> **Work to do**: Do any lines in the data below contain "title"? If so, copy every one of them.

> **Information given**:
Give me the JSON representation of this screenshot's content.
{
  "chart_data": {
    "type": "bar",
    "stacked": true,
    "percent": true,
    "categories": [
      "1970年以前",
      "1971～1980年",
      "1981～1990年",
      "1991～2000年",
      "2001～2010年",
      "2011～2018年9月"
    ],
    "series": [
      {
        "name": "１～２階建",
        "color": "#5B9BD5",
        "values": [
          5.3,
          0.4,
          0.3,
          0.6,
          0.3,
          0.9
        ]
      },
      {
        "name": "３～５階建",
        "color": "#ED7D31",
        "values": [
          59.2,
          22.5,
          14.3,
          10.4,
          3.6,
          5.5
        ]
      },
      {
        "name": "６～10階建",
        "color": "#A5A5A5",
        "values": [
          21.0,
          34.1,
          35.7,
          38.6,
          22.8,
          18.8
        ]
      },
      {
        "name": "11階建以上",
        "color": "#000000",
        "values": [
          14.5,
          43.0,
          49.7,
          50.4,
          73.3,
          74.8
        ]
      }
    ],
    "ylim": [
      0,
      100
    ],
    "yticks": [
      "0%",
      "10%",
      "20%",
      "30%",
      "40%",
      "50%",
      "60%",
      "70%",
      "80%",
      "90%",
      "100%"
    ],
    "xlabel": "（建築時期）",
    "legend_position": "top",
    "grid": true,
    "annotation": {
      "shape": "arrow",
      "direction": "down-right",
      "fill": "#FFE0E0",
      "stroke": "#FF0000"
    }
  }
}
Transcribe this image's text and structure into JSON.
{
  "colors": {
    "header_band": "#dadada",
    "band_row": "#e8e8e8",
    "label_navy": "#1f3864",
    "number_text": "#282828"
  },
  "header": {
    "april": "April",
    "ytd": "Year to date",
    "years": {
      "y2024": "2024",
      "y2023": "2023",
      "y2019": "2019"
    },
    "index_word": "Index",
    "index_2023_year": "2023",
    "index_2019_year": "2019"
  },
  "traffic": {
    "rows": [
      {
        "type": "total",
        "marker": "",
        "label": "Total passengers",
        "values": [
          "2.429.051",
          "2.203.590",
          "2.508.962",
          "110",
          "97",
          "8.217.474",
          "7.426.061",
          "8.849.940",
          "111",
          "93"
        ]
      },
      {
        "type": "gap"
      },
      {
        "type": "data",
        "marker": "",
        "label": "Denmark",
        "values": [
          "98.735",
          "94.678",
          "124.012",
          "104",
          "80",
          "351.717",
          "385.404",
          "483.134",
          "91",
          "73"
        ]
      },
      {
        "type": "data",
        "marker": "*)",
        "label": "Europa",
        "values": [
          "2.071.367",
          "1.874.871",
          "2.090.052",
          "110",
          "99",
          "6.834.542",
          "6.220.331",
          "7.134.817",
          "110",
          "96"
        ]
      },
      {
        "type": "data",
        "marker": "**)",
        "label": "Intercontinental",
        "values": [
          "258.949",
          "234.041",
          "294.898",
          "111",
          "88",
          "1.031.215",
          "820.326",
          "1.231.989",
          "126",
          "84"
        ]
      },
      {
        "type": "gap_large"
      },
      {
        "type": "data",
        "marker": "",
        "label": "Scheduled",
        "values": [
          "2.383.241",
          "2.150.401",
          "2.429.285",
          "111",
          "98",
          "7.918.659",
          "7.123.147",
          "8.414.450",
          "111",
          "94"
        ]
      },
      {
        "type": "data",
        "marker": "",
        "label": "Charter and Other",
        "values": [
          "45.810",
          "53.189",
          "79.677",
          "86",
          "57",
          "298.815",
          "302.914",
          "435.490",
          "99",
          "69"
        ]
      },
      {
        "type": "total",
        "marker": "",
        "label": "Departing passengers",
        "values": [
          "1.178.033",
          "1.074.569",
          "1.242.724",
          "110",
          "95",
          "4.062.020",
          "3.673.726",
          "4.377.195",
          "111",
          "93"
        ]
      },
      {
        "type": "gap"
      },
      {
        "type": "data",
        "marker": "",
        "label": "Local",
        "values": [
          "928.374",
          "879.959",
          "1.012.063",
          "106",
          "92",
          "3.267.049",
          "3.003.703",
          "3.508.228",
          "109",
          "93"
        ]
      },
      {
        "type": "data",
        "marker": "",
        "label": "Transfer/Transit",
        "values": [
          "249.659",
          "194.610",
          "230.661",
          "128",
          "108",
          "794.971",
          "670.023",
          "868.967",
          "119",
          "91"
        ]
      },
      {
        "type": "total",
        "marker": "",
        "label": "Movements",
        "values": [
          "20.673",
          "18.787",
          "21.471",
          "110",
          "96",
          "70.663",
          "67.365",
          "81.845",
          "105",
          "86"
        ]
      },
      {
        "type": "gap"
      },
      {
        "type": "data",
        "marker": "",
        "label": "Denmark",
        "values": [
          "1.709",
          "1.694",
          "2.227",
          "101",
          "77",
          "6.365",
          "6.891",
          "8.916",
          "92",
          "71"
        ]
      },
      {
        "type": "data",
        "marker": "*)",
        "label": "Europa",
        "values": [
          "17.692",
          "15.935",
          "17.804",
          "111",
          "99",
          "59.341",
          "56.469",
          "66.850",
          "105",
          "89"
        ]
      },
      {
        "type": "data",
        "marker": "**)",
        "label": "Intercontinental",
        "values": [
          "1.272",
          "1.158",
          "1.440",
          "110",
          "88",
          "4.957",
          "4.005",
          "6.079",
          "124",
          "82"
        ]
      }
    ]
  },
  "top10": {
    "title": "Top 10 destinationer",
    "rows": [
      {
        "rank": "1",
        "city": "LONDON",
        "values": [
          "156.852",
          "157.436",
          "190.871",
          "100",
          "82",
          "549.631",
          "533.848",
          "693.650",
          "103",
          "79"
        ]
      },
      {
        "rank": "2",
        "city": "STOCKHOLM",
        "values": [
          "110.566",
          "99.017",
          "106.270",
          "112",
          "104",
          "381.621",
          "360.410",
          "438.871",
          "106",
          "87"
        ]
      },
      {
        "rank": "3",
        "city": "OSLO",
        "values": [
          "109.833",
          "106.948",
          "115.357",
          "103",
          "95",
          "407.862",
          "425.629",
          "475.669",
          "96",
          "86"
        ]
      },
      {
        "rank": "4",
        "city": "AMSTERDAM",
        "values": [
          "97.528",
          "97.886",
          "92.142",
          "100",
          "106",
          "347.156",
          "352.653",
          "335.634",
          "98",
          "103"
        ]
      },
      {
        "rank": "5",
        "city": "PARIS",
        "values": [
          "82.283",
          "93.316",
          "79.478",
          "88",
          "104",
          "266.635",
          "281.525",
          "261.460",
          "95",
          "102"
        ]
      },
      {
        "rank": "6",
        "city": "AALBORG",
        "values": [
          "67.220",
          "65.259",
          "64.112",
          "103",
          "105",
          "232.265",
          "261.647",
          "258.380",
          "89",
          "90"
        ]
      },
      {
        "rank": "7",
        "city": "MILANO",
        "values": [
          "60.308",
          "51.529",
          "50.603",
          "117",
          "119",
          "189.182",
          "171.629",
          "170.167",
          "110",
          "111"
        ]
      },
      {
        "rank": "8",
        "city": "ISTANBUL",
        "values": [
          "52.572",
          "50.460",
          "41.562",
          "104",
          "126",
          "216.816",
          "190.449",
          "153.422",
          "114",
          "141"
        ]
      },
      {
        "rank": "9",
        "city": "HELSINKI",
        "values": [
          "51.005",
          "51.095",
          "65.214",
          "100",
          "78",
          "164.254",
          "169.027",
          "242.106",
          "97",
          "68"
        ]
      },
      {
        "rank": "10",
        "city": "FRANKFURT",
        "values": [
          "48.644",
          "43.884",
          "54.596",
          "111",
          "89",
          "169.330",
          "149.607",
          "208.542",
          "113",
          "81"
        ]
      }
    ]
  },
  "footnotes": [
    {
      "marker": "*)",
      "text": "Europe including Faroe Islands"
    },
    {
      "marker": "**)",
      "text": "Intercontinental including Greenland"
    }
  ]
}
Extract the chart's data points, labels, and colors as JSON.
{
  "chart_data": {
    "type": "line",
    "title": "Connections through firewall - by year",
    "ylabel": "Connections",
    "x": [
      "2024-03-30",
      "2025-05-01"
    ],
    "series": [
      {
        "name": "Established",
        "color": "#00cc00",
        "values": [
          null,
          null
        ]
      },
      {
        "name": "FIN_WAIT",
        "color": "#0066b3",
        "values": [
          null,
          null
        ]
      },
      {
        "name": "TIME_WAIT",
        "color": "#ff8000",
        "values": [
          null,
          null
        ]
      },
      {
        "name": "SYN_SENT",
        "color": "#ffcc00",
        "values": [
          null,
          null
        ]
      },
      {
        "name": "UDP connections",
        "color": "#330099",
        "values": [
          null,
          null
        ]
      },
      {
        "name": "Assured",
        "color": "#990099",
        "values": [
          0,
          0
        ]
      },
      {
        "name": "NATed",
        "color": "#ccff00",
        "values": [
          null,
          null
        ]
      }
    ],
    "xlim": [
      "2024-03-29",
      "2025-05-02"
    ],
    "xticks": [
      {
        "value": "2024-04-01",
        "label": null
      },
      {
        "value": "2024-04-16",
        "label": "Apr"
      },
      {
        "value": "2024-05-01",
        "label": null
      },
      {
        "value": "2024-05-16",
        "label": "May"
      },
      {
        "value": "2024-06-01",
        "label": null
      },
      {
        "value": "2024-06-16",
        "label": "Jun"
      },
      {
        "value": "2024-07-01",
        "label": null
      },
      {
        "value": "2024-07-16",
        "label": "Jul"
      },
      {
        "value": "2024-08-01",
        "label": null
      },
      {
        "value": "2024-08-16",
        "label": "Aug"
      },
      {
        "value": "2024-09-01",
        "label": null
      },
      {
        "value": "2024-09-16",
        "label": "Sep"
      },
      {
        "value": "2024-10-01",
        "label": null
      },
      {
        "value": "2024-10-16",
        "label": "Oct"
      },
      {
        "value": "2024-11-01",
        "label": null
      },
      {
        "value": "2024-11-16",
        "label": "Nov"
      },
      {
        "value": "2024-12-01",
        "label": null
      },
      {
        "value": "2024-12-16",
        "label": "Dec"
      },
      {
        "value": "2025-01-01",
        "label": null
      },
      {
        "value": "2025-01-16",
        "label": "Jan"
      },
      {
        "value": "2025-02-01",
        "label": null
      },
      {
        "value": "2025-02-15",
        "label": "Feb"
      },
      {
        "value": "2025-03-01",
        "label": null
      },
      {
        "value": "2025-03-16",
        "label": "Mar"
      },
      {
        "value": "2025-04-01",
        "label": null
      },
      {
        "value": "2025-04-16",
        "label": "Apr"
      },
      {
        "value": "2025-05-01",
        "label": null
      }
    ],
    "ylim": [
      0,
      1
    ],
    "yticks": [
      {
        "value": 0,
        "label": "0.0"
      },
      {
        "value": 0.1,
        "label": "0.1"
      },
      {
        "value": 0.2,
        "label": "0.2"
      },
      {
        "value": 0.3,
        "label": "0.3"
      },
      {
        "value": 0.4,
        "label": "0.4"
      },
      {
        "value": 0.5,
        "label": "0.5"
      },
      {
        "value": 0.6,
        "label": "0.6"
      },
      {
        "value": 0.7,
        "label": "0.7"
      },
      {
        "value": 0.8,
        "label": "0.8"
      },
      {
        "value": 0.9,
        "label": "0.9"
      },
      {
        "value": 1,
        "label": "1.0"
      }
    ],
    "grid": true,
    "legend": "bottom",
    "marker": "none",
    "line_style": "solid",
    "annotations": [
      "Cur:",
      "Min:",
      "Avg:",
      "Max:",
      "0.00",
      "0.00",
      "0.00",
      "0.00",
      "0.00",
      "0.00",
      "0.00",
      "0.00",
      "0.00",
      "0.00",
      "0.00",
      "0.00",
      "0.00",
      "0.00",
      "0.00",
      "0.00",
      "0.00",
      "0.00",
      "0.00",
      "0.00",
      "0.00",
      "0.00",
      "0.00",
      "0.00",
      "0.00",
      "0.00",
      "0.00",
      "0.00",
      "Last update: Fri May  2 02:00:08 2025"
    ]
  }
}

> **Response to this task**:
    "title": "Top 10 destinationer",
    "title": "Connections through firewall - by year",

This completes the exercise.